> [REQUIRED WORK] Show every line in the records below that contains the word "frac".

> [SOURCE DATA]

----

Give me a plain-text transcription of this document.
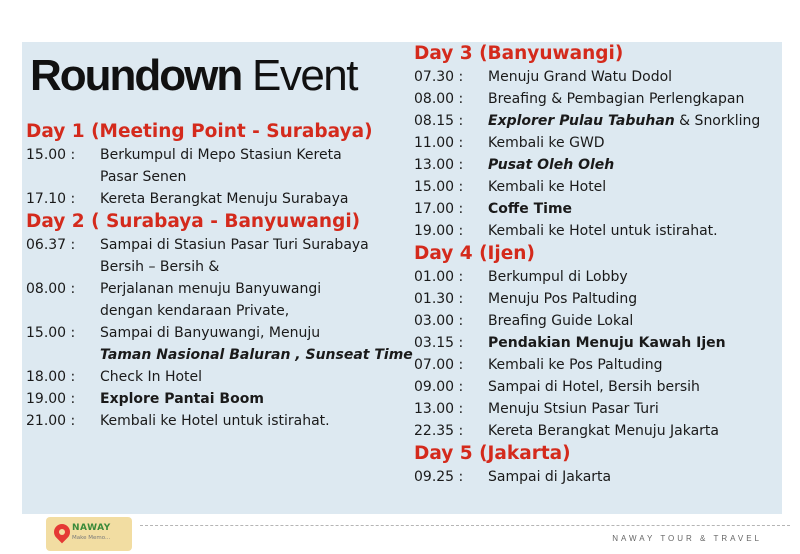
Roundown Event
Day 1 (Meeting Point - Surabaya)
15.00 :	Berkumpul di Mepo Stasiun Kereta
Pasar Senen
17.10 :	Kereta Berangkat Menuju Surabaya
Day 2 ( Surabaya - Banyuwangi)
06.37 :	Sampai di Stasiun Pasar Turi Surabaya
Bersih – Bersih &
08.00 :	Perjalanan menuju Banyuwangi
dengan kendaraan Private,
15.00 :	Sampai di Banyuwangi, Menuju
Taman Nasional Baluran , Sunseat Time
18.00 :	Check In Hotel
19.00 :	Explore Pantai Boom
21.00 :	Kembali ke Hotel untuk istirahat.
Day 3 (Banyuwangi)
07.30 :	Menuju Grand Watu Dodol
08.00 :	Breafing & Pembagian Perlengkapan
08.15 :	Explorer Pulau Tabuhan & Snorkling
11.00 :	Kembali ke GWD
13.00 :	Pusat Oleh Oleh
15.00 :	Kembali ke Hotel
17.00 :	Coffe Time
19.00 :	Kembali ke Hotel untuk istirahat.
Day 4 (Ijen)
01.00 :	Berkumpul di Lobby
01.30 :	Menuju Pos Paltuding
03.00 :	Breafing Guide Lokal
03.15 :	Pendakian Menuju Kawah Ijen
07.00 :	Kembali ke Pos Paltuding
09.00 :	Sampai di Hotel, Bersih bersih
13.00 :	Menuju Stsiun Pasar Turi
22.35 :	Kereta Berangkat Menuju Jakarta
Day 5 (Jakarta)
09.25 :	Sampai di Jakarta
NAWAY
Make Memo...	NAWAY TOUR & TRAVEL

----

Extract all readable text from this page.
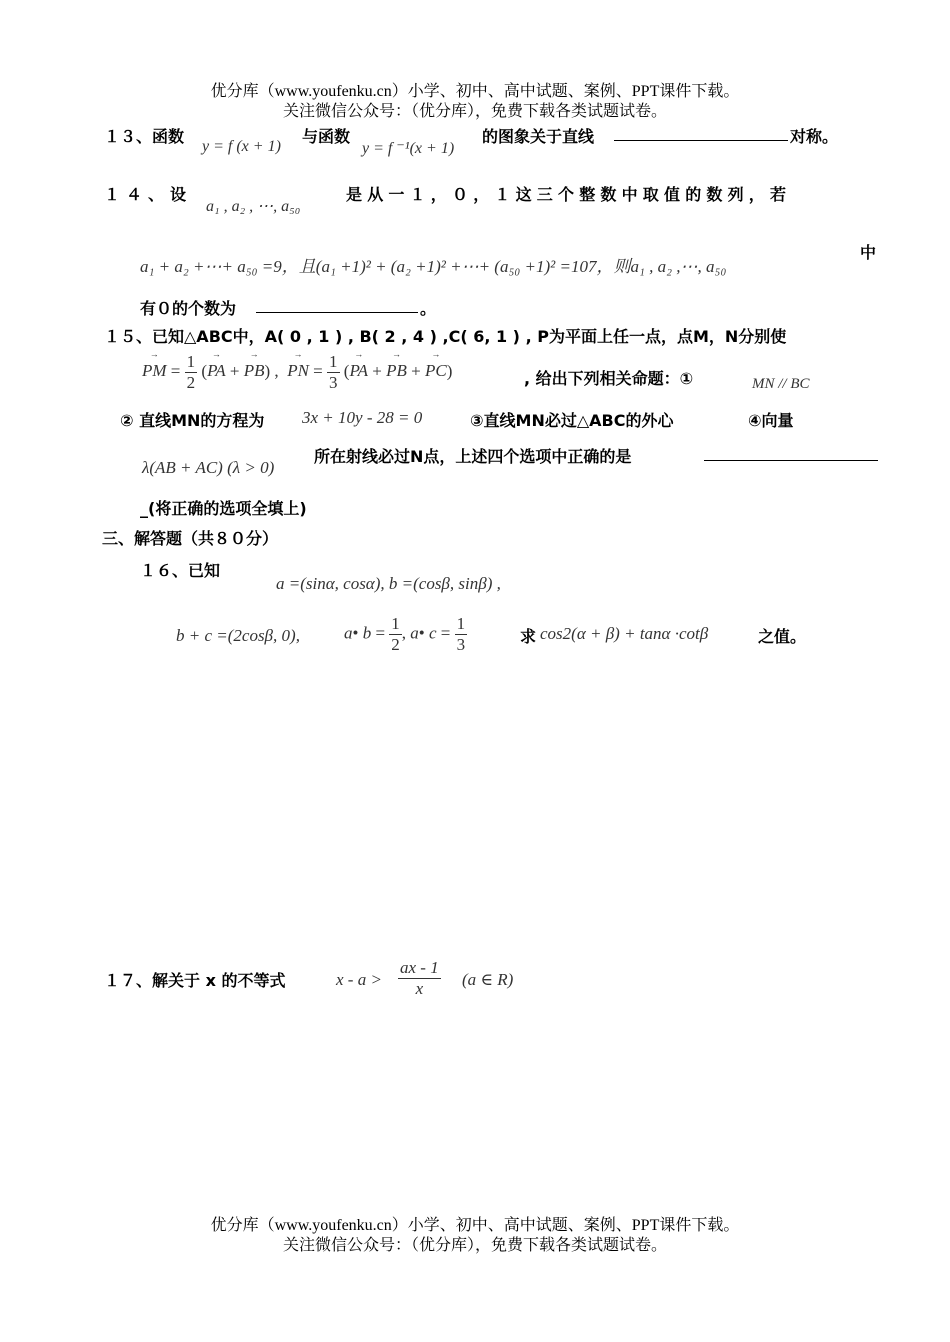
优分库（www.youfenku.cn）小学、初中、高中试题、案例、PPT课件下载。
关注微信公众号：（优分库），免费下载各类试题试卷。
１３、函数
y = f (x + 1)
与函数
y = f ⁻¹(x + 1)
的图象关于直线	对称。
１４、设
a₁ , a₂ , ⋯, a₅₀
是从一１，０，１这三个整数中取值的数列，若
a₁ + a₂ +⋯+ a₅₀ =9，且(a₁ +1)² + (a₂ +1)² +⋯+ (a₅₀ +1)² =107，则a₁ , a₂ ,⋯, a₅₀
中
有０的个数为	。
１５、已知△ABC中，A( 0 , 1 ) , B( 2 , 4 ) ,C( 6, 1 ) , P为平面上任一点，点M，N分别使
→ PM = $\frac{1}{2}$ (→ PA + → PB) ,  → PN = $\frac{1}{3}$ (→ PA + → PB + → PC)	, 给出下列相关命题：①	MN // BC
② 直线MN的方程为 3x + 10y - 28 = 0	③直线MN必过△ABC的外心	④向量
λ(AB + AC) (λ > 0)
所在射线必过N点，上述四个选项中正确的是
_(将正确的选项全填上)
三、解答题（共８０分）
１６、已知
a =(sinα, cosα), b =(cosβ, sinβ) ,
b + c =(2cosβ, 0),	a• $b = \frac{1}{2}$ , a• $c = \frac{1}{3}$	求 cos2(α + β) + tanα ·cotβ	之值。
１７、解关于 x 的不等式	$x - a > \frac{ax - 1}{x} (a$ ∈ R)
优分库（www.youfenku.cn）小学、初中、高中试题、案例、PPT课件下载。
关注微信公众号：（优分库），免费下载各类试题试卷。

----

> [WRITTEN RESPONSE]
→ PM = $\frac{1}{2}$ (→ PA + → PB) ,  → PN = $\frac{1}{3}$ (→ PA + → PB + → PC)	, 给出下列相关命题：①	MN // BC
b + c =(2cosβ, 0),	a• $b = \frac{1}{2}$ , a• $c = \frac{1}{3}$	求 cos2(α + β) + tanα ·cotβ	之值。
１７、解关于 x 的不等式	$x - a > \frac{ax - 1}{x} (a$ ∈ R)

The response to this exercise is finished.